REQUIRED TASK » Quote every line as given.

Start PROVIDED RECORDS

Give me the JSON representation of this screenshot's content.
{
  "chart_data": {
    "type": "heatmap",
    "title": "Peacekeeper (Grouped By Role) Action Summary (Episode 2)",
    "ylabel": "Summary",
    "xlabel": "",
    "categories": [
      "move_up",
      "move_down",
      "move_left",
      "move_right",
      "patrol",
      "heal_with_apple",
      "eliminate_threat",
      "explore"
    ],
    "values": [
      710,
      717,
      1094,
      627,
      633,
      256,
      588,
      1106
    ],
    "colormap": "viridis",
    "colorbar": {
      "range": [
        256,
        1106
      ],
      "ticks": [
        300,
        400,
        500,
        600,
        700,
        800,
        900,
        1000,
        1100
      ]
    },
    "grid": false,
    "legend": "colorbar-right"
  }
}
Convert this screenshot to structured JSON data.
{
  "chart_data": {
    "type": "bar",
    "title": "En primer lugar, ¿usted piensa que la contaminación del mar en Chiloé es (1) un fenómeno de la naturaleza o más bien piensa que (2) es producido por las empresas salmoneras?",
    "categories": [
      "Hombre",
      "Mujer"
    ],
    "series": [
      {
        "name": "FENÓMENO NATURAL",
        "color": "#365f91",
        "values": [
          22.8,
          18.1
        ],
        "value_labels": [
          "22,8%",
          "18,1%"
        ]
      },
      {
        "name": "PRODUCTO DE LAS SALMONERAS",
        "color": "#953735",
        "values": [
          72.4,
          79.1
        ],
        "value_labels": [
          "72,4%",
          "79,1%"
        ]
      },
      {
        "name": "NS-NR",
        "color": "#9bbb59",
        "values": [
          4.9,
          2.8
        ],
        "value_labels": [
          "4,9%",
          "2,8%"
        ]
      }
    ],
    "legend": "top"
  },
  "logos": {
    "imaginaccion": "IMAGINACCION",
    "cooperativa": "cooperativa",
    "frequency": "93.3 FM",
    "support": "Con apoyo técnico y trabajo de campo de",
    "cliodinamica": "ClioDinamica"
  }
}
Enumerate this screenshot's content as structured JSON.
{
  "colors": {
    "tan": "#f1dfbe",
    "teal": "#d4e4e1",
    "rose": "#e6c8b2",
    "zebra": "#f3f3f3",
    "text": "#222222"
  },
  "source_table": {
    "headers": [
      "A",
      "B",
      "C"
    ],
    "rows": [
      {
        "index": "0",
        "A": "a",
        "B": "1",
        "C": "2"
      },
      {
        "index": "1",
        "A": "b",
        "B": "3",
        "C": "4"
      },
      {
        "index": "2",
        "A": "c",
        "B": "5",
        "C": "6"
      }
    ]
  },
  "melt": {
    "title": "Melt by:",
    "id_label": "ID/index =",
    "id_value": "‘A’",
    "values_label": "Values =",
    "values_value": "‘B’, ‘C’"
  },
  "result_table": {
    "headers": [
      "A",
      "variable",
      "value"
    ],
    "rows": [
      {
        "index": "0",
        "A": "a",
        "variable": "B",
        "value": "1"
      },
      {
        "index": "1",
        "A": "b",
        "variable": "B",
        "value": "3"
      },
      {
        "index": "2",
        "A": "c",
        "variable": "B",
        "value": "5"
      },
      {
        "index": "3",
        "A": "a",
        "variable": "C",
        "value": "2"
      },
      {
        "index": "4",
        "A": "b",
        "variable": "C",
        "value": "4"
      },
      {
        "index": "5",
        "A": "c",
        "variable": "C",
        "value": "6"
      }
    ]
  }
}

End PROVIDED RECORDS

SOLUTION TO THE PROBLEM »
Give me the JSON representation of this screenshot's content.
{
  "chart_data": {
    "type": "heatmap",
    "title": "Peacekeeper (Grouped By Role) Action Summary (Episode 2)",
    "ylabel": "Summary",
    "xlabel": "",
    "categories": [
      "move_up",
      "move_down",
      "move_left",
      "move_right",
      "patrol",
      "heal_with_apple",
      "eliminate_threat",
      "explore"
    ],
    "values": [
      710,
      717,
      1094,
      627,
      633,
      256,
      588,
      1106
    ],
    "colormap": "viridis",
    "colorbar": {
      "range": [
        256,
        1106
      ],
      "ticks": [
        300,
        400,
        500,
        600,
        700,
        800,
        900,
        1000,
        1100
      ]
    },
    "grid": false,
    "legend": "colorbar-right"
  }
}
Convert this screenshot to structured JSON data.
{
  "chart_data": {
    "type": "bar",
    "title": "En primer lugar, ¿usted piensa que la contaminación del mar en Chiloé es (1) un fenómeno de la naturaleza o más bien piensa que (2) es producido por las empresas salmoneras?",
    "categories": [
      "Hombre",
      "Mujer"
    ],
    "series": [
      {
        "name": "FENÓMENO NATURAL",
        "color": "#365f91",
        "values": [
          22.8,
          18.1
        ],
        "value_labels": [
          "22,8%",
          "18,1%"
        ]
      },
      {
        "name": "PRODUCTO DE LAS SALMONERAS",
        "color": "#953735",
        "values": [
          72.4,
          79.1
        ],
        "value_labels": [
          "72,4%",
          "79,1%"
        ]
      },
      {
        "name": "NS-NR",
        "color": "#9bbb59",
        "values": [
          4.9,
          2.8
        ],
        "value_labels": [
          "4,9%",
          "2,8%"
        ]
      }
    ],
    "legend": "top"
  },
  "logos": {
    "imaginaccion": "IMAGINACCION",
    "cooperativa": "cooperativa",
    "frequency": "93.3 FM",
    "support": "Con apoyo técnico y trabajo de campo de",
    "cliodinamica": "ClioDinamica"
  }
}
Enumerate this screenshot's content as structured JSON.
{
  "colors": {
    "tan": "#f1dfbe",
    "teal": "#d4e4e1",
    "rose": "#e6c8b2",
    "zebra": "#f3f3f3",
    "text": "#222222"
  },
  "source_table": {
    "headers": [
      "A",
      "B",
      "C"
    ],
    "rows": [
      {
        "index": "0",
        "A": "a",
        "B": "1",
        "C": "2"
      },
      {
        "index": "1",
        "A": "b",
        "B": "3",
        "C": "4"
      },
      {
        "index": "2",
        "A": "c",
        "B": "5",
        "C": "6"
      }
    ]
  },
  "melt": {
    "title": "Melt by:",
    "id_label": "ID/index =",
    "id_value": "‘A’",
    "values_label": "Values =",
    "values_value": "‘B’, ‘C’"
  },
  "result_table": {
    "headers": [
      "A",
      "variable",
      "value"
    ],
    "rows": [
      {
        "index": "0",
        "A": "a",
        "variable": "B",
        "value": "1"
      },
      {
        "index": "1",
        "A": "b",
        "variable": "B",
        "value": "3"
      },
      {
        "index": "2",
        "A": "c",
        "variable": "B",
        "value": "5"
      },
      {
        "index": "3",
        "A": "a",
        "variable": "C",
        "value": "2"
      },
      {
        "index": "4",
        "A": "b",
        "variable": "C",
        "value": "4"
      },
      {
        "index": "5",
        "A": "c",
        "variable": "C",
        "value": "6"
      }
    ]
  }
}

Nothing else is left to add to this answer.